■ **Directions for this task**
Transcribe the listing exactly, leaving out every picture.

[Lines of data]
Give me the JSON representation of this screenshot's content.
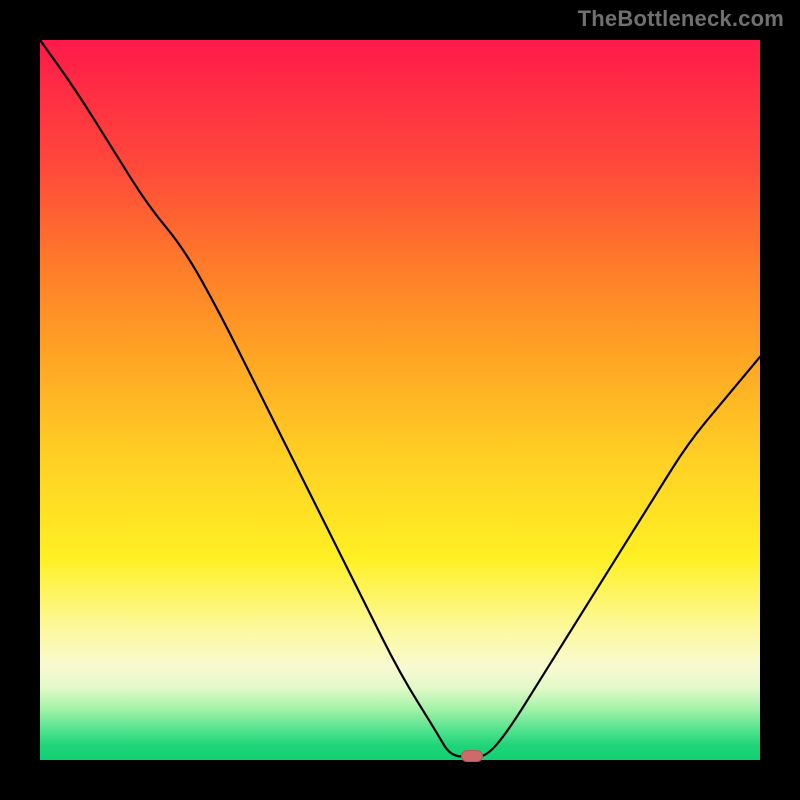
{
  "watermark": "TheBottleneck.com",
  "colors": {
    "page_bg": "#000000",
    "watermark_text": "#707070",
    "curve_stroke": "#000000",
    "marker_fill": "#d06a6a",
    "gradient_top": "#ff1a4a",
    "gradient_bottom": "#12d072"
  },
  "chart_data": {
    "type": "line",
    "title": "",
    "xlabel": "",
    "ylabel": "",
    "xlim": [
      0,
      100
    ],
    "ylim": [
      0,
      100
    ],
    "note": "y is visual height from bottom, 0 = bottom (green / optimal), 100 = top (red / worst bottleneck). x is horizontal position 0–100.",
    "x": [
      0,
      5,
      10,
      15,
      20,
      25,
      30,
      35,
      40,
      45,
      50,
      55,
      57,
      60,
      62,
      65,
      70,
      75,
      80,
      85,
      90,
      95,
      100
    ],
    "y": [
      100,
      93,
      85,
      77,
      71,
      62,
      52,
      42,
      32,
      22,
      12,
      4,
      0.5,
      0.5,
      0.5,
      4,
      12,
      20,
      28,
      36,
      44,
      50,
      56
    ],
    "marker": {
      "x": 60,
      "y": 0.5,
      "label": "optimal-point"
    },
    "grid": false,
    "legend": false
  }
}
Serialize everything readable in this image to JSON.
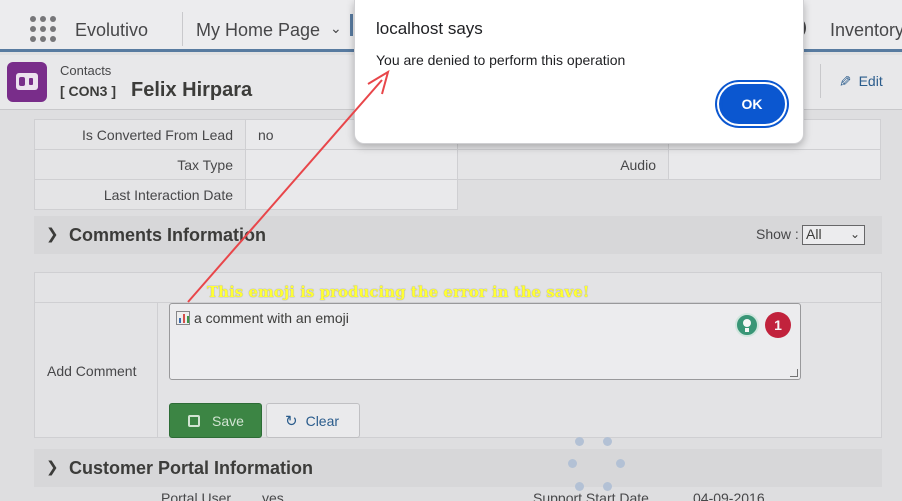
{
  "topbar": {
    "app_name": "Evolutivo",
    "home_menu": "My Home Page",
    "inventory_menu": "Inventory"
  },
  "record": {
    "module": "Contacts",
    "record_no": "[ CON3 ]",
    "name": "Felix Hirpara",
    "edit_label": "Edit"
  },
  "details": {
    "rows": [
      {
        "label": "Is Converted From Lead",
        "value": "no",
        "label2": "",
        "value2": ""
      },
      {
        "label": "Tax Type",
        "value": "",
        "label2": "Audio",
        "value2": ""
      },
      {
        "label": "Last Interaction Date",
        "value": ""
      }
    ]
  },
  "comments": {
    "section_title": "Comments Information",
    "show_label": "Show :",
    "show_value": "All",
    "add_comment_label": "Add Comment",
    "comment_text": "a comment with an emoji",
    "badge_count": "1",
    "save_label": "Save",
    "clear_label": "Clear"
  },
  "portal": {
    "section_title": "Customer Portal Information",
    "portal_user_label": "Portal User",
    "portal_user_value": "yes",
    "support_start_label": "Support Start Date",
    "support_start_value": "04-09-2016"
  },
  "dialog": {
    "title": "localhost says",
    "message": "You are denied to perform this operation",
    "ok_label": "OK"
  },
  "annotation": {
    "text": "This emoji is producing the error in the save!",
    "color": "#ffff33",
    "arrow_color": "#e8464a"
  },
  "colors": {
    "save_button": "#3e8a47",
    "dialog_button": "#0b57d0",
    "record_icon": "#7d2f8f"
  }
}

■ **Response to the exercise**
Give me the JSON representation of this screenshot's content.
{
  "watermark": "TheBottleneck.com",
  "colors": {
    "page_bg": "#000000",
    "watermark_text": "#707070",
    "curve_stroke": "#000000",
    "marker_fill": "#d06a6a",
    "gradient_top": "#ff1a4a",
    "gradient_bottom": "#12d072"
  },
  "chart_data": {
    "type": "line",
    "title": "",
    "xlabel": "",
    "ylabel": "",
    "xlim": [
      0,
      100
    ],
    "ylim": [
      0,
      100
    ],
    "note": "y is visual height from bottom, 0 = bottom (green / optimal), 100 = top (red / worst bottleneck). x is horizontal position 0–100.",
    "x": [
      0,
      5,
      10,
      15,
      20,
      25,
      30,
      35,
      40,
      45,
      50,
      55,
      57,
      60,
      62,
      65,
      70,
      75,
      80,
      85,
      90,
      95,
      100
    ],
    "y": [
      100,
      93,
      85,
      77,
      71,
      62,
      52,
      42,
      32,
      22,
      12,
      4,
      0.5,
      0.5,
      0.5,
      4,
      12,
      20,
      28,
      36,
      44,
      50,
      56
    ],
    "marker": {
      "x": 60,
      "y": 0.5,
      "label": "optimal-point"
    },
    "grid": false,
    "legend": false
  }
}
Serialize everything readable in this image to JSON.
{
  "topbar": {
    "app_name": "Evolutivo",
    "home_menu": "My Home Page",
    "inventory_menu": "Inventory"
  },
  "record": {
    "module": "Contacts",
    "record_no": "[ CON3 ]",
    "name": "Felix Hirpara",
    "edit_label": "Edit"
  },
  "details": {
    "rows": [
      {
        "label": "Is Converted From Lead",
        "value": "no",
        "label2": "",
        "value2": ""
      },
      {
        "label": "Tax Type",
        "value": "",
        "label2": "Audio",
        "value2": ""
      },
      {
        "label": "Last Interaction Date",
        "value": ""
      }
    ]
  },
  "comments": {
    "section_title": "Comments Information",
    "show_label": "Show :",
    "show_value": "All",
    "add_comment_label": "Add Comment",
    "comment_text": "a comment with an emoji",
    "badge_count": "1",
    "save_label": "Save",
    "clear_label": "Clear"
  },
  "portal": {
    "section_title": "Customer Portal Information",
    "portal_user_label": "Portal User",
    "portal_user_value": "yes",
    "support_start_label": "Support Start Date",
    "support_start_value": "04-09-2016"
  },
  "dialog": {
    "title": "localhost says",
    "message": "You are denied to perform this operation",
    "ok_label": "OK"
  },
  "annotation": {
    "text": "This emoji is producing the error in the save!",
    "color": "#ffff33",
    "arrow_color": "#e8464a"
  },
  "colors": {
    "save_button": "#3e8a47",
    "dialog_button": "#0b57d0",
    "record_icon": "#7d2f8f"
  }
}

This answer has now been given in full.